* REQUIREMENTS: Note each line where "انظر" appears, and copy it.
## Start DATA SECTION
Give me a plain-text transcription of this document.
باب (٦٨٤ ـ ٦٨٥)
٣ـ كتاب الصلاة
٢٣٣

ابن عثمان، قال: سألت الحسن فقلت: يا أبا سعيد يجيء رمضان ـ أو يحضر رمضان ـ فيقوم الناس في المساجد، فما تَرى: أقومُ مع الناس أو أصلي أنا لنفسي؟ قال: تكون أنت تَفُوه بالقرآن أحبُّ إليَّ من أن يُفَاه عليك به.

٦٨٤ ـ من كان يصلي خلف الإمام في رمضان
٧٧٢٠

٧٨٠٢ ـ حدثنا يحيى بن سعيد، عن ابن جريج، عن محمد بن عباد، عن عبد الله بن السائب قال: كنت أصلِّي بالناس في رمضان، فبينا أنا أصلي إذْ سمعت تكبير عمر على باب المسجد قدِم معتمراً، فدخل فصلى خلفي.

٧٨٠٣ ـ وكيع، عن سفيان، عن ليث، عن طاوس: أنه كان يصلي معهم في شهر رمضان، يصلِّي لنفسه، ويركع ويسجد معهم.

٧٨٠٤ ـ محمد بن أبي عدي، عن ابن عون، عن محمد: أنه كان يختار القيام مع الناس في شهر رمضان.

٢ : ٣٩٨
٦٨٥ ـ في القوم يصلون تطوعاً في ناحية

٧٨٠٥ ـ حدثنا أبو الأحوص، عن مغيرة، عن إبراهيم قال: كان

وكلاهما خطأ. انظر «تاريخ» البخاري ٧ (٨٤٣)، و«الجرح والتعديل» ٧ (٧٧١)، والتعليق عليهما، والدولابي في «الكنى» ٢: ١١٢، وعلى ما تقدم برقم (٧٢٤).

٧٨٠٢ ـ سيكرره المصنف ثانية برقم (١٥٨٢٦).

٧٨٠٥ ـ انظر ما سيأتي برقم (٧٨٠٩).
## End DATA SECTION
* WORKED SOLUTION:
وكلاهما خطأ. انظر «تاريخ» البخاري ٧ (٨٤٣)، و«الجرح والتعديل» ٧ (٧٧١)، والتعليق عليهما، والدولابي في «الكنى» ٢: ١١٢، وعلى ما تقدم برقم (٧٢٤).
٧٨٠٥ ـ انظر ما سيأتي برقم (٧٨٠٩).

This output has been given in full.